#### GIVEN PROBLEM:
Scan the data for "Centre" and copy the lines it appears in.

#### TASK MATERIAL:

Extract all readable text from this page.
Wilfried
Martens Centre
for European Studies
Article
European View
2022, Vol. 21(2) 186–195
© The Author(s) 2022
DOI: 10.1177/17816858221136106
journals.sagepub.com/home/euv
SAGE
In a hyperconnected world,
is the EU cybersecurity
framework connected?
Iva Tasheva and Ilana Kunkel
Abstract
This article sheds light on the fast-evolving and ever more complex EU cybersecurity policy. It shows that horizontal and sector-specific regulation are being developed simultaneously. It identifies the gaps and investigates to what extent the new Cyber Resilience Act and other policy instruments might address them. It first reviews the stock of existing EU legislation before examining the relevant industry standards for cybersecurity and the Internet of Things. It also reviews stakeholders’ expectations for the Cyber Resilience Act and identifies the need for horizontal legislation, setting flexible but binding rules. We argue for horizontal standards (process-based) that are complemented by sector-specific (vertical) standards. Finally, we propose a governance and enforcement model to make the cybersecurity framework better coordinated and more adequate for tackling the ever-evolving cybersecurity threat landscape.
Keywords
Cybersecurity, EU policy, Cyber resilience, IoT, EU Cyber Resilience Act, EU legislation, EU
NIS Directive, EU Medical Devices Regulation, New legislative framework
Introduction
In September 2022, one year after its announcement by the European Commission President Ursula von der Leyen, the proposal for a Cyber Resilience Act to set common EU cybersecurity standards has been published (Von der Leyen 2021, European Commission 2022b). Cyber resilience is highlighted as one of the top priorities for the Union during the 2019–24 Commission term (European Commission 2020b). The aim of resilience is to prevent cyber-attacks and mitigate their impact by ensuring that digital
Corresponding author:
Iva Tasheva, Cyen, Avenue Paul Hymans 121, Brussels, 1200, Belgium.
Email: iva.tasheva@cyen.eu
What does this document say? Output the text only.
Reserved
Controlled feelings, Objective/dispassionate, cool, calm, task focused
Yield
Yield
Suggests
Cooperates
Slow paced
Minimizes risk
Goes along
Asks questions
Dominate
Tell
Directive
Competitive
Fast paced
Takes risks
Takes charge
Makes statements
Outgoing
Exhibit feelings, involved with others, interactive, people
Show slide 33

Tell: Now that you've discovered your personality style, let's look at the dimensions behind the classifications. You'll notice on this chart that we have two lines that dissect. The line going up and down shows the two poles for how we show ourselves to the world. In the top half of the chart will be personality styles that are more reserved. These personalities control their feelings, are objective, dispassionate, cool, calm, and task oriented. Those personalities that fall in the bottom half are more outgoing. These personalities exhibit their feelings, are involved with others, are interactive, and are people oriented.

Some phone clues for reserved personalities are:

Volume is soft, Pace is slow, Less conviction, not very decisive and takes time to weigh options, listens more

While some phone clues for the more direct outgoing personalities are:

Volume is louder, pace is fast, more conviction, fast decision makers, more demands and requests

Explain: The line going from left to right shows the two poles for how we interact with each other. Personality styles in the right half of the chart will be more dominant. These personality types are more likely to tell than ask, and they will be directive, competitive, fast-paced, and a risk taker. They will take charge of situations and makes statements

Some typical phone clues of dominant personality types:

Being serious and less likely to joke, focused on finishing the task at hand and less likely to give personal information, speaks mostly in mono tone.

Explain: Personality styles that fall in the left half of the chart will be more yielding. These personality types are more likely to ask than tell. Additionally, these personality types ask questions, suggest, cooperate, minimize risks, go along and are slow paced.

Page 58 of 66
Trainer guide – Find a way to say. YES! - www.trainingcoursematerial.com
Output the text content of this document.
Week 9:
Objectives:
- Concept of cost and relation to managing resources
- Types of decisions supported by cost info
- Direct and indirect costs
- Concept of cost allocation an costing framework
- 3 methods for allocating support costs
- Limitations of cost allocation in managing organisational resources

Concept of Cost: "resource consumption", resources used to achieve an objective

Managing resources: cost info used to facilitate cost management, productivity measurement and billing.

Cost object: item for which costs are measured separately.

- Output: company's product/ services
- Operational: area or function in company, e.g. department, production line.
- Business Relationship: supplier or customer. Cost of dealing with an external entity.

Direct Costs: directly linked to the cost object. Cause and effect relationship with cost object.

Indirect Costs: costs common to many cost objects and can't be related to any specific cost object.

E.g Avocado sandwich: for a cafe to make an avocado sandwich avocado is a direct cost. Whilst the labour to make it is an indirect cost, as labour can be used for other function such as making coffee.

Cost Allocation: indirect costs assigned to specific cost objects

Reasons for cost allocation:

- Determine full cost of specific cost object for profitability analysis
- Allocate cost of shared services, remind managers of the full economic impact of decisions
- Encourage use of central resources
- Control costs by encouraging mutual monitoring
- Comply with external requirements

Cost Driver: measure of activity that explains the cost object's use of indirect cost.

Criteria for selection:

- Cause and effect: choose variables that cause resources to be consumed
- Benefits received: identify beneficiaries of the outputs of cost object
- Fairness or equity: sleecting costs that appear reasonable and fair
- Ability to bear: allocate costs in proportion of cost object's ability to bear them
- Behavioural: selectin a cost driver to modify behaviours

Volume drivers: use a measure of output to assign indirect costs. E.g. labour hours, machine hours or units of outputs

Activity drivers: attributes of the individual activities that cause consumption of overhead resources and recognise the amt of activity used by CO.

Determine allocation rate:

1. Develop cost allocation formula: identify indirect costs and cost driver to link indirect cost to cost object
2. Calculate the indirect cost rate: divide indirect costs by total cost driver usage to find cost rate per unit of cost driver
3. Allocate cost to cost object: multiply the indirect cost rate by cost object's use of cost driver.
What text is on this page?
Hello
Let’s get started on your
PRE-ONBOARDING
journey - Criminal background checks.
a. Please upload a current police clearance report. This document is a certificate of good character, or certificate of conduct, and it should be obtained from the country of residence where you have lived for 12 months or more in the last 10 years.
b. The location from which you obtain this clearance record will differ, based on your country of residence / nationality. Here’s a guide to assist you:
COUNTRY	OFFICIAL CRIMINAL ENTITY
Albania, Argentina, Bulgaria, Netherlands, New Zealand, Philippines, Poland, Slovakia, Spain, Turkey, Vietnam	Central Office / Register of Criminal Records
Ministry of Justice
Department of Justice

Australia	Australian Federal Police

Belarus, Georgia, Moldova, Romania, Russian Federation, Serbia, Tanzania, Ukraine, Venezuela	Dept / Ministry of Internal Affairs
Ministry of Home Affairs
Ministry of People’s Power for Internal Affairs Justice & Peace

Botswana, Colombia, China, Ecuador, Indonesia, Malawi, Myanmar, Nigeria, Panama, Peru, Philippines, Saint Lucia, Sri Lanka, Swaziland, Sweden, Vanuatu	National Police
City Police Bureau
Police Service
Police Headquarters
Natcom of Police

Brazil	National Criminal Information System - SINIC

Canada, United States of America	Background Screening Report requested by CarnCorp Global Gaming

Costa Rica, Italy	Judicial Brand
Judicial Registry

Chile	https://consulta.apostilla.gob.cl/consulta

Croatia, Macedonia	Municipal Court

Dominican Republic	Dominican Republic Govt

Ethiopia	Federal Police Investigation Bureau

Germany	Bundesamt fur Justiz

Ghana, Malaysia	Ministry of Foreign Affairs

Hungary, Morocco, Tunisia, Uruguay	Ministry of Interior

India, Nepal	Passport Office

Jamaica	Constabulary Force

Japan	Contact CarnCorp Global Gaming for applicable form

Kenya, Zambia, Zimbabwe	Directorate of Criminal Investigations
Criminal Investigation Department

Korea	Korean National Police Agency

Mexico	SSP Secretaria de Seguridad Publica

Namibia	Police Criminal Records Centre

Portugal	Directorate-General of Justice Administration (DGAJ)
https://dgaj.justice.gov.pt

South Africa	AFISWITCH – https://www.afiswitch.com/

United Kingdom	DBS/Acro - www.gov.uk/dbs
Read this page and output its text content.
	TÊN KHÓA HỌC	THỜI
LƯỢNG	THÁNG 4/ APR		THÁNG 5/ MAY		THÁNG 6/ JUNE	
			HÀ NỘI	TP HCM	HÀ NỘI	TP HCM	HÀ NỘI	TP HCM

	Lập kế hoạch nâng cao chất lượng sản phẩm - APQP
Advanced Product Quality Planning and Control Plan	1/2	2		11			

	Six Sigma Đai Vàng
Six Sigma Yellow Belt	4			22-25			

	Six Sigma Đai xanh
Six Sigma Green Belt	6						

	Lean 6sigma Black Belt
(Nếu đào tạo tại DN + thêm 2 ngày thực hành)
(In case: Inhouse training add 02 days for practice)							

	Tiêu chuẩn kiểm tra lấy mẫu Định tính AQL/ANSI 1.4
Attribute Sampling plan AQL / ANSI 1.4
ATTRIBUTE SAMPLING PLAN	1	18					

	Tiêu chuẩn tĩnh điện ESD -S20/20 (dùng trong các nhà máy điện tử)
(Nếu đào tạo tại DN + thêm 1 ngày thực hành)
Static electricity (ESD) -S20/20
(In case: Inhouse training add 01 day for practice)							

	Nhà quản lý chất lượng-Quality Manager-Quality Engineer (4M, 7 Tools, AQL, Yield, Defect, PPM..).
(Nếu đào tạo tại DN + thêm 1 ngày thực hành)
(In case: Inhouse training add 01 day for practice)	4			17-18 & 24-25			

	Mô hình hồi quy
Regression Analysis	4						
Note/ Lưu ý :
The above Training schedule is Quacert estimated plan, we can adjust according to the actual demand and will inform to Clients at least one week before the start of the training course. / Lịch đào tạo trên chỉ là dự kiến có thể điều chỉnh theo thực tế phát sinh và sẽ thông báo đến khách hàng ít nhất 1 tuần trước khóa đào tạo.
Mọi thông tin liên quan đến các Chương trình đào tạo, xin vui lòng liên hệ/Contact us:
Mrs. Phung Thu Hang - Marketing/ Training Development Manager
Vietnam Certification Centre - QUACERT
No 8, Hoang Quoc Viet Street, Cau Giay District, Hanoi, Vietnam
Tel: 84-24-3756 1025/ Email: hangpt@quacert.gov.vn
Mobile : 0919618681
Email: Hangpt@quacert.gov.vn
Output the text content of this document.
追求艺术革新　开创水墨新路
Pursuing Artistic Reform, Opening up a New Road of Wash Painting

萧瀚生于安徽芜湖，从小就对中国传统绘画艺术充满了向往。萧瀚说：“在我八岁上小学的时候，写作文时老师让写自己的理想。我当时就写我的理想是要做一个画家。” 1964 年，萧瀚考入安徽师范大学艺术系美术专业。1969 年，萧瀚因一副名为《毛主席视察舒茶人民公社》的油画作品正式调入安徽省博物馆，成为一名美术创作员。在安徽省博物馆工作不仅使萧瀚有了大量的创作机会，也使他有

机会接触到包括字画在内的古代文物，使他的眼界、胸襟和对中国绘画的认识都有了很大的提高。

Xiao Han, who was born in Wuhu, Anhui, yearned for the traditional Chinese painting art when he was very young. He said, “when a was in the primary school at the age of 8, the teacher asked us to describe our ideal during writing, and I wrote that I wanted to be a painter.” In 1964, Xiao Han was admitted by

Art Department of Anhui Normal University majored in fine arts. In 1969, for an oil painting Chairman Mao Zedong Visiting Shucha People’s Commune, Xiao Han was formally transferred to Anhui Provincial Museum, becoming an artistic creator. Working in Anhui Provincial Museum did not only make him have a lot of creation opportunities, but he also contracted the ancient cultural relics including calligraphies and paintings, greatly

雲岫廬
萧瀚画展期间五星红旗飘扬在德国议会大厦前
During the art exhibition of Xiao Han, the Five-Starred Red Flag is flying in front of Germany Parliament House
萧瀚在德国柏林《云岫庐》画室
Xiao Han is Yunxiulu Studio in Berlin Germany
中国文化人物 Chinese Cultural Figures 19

#### SOLUTION:
Martens Centre
Namibia	Police Criminal Records Centre
Vietnam Certification Centre - QUACERT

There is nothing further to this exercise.